GIVEN INSTRUCTION: Keep only the lines where "name" appears.
— START OF EXCERPTED RECORDS —
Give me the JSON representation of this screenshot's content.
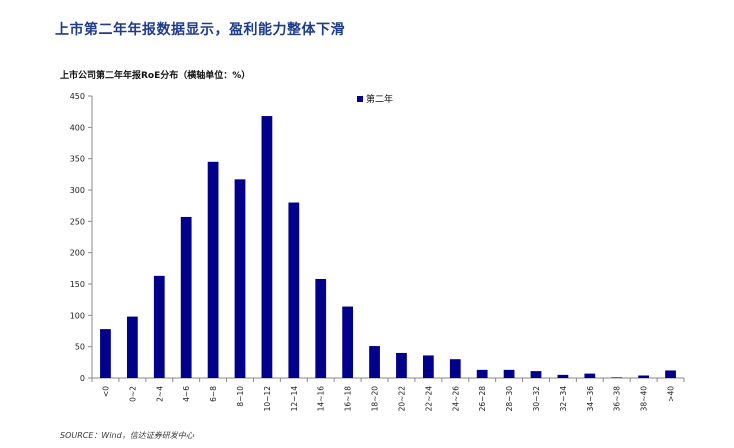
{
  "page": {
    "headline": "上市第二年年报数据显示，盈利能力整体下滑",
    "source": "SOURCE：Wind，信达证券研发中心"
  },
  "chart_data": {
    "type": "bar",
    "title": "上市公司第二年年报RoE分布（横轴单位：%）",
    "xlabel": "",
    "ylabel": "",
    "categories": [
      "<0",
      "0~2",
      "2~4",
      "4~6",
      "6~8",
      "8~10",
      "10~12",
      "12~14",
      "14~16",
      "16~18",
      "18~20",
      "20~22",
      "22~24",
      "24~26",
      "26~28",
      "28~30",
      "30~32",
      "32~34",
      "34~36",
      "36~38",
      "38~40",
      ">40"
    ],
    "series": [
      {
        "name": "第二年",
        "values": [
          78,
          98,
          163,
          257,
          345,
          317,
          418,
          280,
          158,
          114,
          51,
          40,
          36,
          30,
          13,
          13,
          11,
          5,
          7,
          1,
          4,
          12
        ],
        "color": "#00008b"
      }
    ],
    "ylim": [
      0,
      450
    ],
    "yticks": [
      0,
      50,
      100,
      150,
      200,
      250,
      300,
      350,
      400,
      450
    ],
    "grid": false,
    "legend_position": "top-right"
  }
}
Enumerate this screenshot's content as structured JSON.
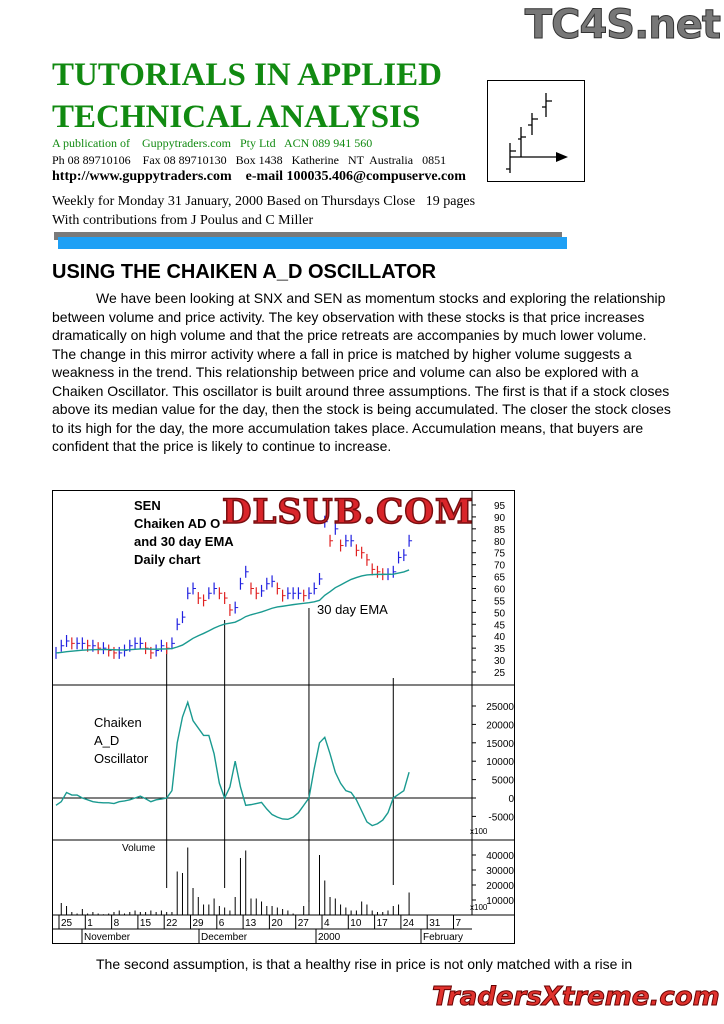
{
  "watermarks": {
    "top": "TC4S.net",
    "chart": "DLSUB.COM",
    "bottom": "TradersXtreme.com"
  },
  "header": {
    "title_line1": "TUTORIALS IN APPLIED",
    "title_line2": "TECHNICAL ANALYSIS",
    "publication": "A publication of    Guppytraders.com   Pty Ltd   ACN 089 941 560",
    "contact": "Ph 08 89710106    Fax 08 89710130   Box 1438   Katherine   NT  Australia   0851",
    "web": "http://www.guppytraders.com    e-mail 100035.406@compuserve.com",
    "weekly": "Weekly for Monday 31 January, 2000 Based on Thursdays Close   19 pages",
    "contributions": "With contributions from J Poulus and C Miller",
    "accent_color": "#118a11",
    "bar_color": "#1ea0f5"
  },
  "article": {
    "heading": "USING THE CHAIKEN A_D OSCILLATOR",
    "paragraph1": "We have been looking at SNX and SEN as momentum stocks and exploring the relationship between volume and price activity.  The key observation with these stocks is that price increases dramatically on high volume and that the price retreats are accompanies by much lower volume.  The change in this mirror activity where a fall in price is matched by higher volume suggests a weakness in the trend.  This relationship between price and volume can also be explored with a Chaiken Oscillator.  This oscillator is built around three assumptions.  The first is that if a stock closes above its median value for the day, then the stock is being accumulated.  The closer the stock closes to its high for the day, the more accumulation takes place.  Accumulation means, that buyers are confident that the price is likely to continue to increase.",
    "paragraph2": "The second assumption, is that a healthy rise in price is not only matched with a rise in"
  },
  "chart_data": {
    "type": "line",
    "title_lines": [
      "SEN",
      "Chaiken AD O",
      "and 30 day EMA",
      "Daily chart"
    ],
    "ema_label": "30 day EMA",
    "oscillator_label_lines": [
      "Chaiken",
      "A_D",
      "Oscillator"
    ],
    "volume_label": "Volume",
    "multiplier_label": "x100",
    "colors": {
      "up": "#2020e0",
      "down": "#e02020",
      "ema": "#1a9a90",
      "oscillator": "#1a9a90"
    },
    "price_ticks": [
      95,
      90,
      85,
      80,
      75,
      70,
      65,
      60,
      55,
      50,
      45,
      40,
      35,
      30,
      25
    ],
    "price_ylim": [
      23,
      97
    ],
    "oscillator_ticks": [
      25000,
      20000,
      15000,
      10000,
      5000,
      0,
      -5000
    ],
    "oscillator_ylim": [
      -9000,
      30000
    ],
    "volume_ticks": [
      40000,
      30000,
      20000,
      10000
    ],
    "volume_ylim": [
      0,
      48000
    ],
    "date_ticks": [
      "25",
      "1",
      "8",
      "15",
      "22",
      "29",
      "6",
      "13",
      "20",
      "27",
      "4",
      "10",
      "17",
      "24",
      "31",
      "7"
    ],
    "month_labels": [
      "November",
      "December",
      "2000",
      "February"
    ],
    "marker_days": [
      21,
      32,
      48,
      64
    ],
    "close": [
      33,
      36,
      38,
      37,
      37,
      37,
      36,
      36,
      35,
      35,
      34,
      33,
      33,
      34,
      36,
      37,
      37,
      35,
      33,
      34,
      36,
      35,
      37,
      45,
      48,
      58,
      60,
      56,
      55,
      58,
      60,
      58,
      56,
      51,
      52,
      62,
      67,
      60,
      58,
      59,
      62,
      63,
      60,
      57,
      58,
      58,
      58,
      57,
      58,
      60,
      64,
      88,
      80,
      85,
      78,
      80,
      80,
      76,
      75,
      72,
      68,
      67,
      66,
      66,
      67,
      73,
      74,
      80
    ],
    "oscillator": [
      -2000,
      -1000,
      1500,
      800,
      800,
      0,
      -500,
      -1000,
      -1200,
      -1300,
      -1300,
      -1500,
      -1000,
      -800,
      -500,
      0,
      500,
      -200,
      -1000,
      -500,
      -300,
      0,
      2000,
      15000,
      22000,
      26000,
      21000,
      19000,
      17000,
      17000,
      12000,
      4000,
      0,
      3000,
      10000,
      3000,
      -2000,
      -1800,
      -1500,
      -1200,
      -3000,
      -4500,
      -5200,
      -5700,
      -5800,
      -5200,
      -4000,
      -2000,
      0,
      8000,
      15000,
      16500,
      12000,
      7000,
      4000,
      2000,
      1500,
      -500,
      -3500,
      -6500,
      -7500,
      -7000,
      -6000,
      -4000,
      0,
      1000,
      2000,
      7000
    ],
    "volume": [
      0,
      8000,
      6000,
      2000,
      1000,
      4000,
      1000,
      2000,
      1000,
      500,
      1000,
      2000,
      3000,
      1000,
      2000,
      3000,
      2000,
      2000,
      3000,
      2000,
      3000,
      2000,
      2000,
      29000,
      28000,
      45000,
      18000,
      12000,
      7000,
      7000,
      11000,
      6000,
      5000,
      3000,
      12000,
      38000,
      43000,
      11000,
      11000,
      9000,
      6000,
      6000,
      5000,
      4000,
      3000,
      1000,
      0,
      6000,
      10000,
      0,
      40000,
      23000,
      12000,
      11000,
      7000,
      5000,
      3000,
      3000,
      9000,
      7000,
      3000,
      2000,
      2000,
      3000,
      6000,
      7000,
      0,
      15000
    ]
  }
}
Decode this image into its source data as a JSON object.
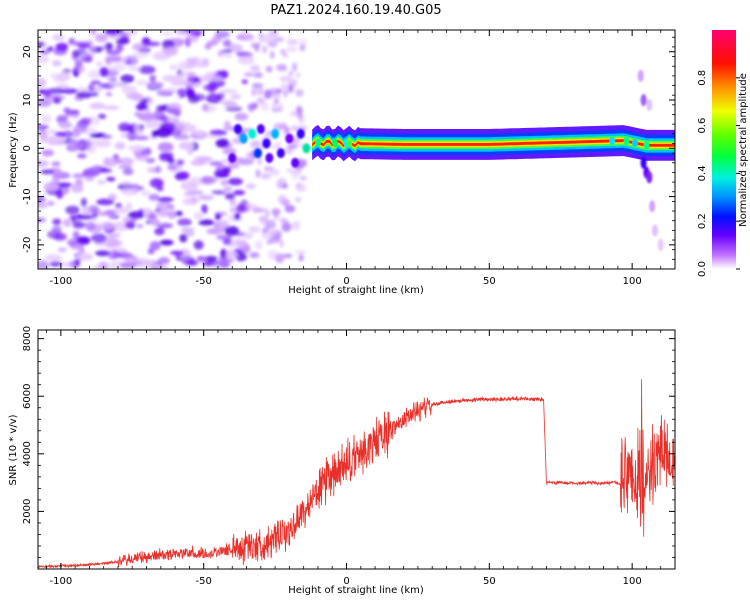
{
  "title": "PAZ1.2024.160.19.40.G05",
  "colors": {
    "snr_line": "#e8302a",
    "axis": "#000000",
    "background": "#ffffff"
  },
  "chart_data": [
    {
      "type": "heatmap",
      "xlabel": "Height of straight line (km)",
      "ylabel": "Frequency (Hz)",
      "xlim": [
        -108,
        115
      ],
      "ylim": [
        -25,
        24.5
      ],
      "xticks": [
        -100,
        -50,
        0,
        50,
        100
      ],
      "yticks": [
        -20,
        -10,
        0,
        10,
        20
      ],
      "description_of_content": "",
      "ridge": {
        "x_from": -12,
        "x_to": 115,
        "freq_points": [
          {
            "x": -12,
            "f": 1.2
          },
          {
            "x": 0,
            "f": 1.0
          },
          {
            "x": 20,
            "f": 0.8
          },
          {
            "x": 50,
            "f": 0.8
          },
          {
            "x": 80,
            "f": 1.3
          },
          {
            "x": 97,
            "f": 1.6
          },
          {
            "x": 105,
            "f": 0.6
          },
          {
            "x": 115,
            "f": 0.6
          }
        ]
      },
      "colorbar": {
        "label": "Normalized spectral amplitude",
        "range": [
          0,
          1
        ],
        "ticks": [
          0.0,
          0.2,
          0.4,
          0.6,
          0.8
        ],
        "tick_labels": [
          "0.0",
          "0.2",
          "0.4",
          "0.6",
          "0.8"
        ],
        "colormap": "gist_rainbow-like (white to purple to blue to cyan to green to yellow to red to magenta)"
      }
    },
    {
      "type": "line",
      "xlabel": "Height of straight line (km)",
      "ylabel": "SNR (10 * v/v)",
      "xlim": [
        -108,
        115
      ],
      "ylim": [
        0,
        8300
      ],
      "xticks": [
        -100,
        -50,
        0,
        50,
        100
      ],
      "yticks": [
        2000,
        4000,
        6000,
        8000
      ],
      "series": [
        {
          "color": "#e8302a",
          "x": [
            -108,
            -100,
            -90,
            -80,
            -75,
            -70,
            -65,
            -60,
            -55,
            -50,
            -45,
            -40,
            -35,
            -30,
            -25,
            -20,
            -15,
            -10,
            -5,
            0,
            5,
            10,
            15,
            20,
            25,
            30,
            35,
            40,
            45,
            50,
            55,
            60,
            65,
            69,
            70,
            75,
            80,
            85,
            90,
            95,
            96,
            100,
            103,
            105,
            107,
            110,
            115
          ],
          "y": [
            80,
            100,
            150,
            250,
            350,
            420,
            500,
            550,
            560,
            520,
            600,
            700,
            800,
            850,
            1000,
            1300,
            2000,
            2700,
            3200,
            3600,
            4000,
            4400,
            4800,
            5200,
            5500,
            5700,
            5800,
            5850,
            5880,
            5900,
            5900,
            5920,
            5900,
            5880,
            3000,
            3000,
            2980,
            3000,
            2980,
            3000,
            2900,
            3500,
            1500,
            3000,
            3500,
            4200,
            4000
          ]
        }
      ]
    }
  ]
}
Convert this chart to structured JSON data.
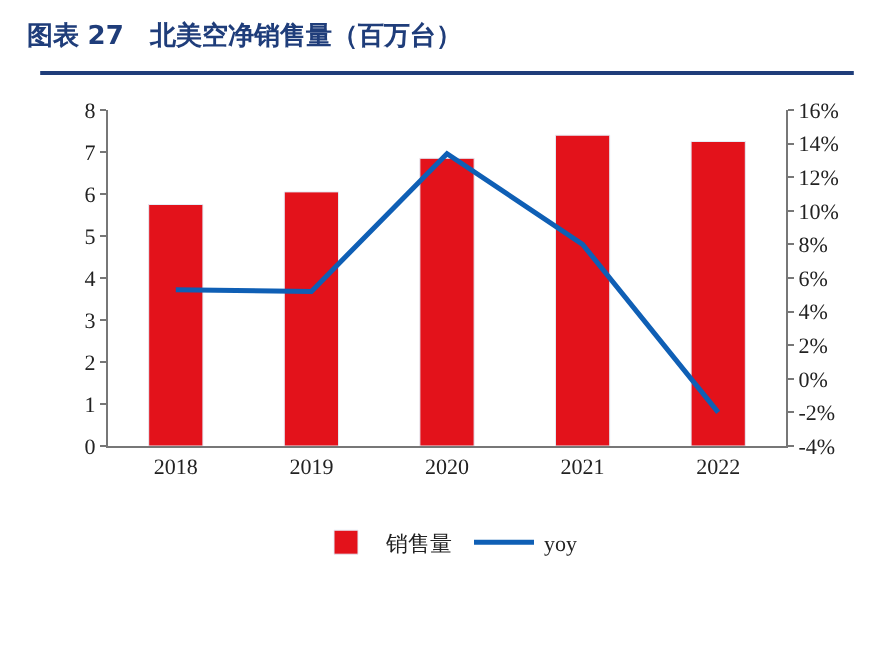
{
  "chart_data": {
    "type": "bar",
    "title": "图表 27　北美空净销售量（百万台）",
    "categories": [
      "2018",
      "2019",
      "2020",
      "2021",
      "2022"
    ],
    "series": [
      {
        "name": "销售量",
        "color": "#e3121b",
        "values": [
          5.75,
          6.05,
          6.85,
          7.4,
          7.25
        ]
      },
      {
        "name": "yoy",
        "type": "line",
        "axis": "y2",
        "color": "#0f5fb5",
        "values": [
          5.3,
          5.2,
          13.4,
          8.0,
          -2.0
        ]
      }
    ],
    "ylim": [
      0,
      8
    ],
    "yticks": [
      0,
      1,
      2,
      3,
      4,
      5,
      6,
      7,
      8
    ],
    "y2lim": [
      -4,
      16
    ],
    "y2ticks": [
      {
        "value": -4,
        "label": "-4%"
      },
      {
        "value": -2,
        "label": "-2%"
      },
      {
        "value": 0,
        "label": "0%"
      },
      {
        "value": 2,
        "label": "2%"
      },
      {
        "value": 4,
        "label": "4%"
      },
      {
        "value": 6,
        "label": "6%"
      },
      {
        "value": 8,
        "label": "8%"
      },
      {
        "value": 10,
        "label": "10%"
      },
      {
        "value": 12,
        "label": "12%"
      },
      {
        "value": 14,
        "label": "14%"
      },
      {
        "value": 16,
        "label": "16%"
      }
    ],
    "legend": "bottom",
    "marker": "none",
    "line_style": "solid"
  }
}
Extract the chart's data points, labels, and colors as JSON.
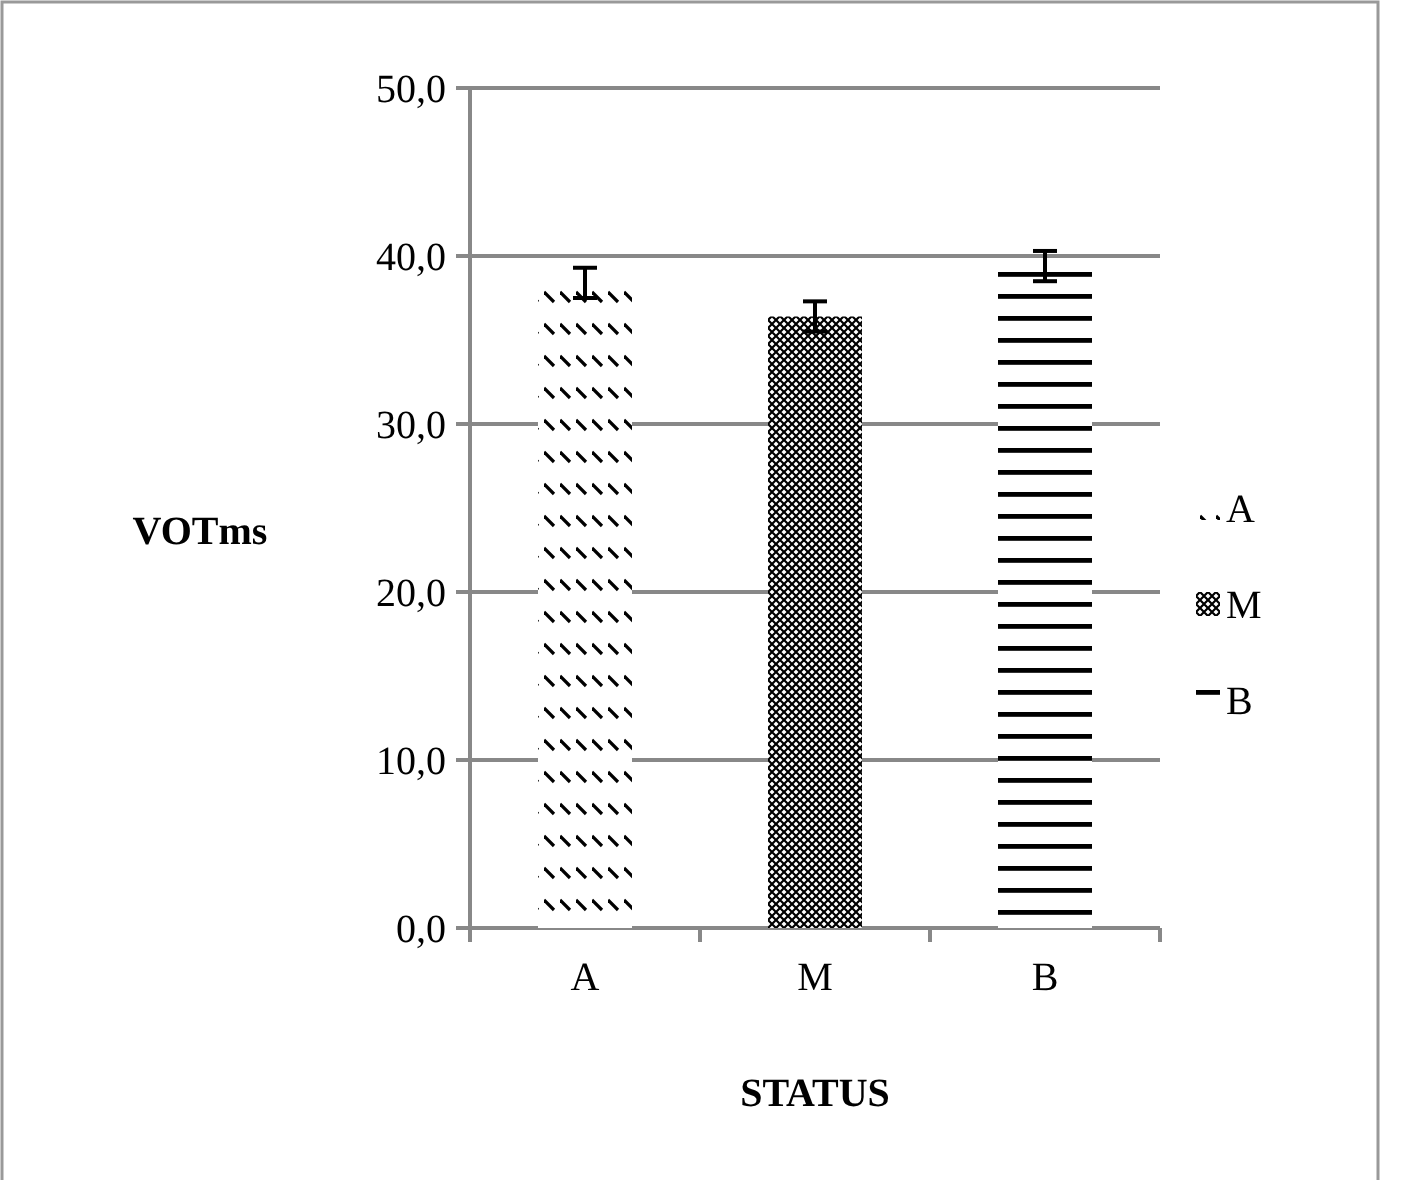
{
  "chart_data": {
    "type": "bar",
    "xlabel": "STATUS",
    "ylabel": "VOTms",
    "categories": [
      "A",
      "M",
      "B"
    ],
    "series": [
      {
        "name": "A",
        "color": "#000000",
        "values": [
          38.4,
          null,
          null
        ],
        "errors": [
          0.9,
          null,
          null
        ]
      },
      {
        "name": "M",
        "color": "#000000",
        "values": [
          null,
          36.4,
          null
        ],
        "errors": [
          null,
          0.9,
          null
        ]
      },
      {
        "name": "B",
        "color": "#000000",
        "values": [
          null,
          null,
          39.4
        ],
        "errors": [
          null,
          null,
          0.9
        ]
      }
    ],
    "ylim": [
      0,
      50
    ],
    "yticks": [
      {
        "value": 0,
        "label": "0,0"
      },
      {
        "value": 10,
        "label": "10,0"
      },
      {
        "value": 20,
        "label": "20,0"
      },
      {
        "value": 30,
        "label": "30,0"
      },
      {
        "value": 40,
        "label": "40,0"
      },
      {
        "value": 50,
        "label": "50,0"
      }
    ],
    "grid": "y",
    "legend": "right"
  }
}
— END OF EXCERPTED RECORDS —
TASK RESULT:
        "name": "第二年",
        "name": "销售量",
        "name": "yoy",
        "name": "A",
        "name": "M",
        "name": "B",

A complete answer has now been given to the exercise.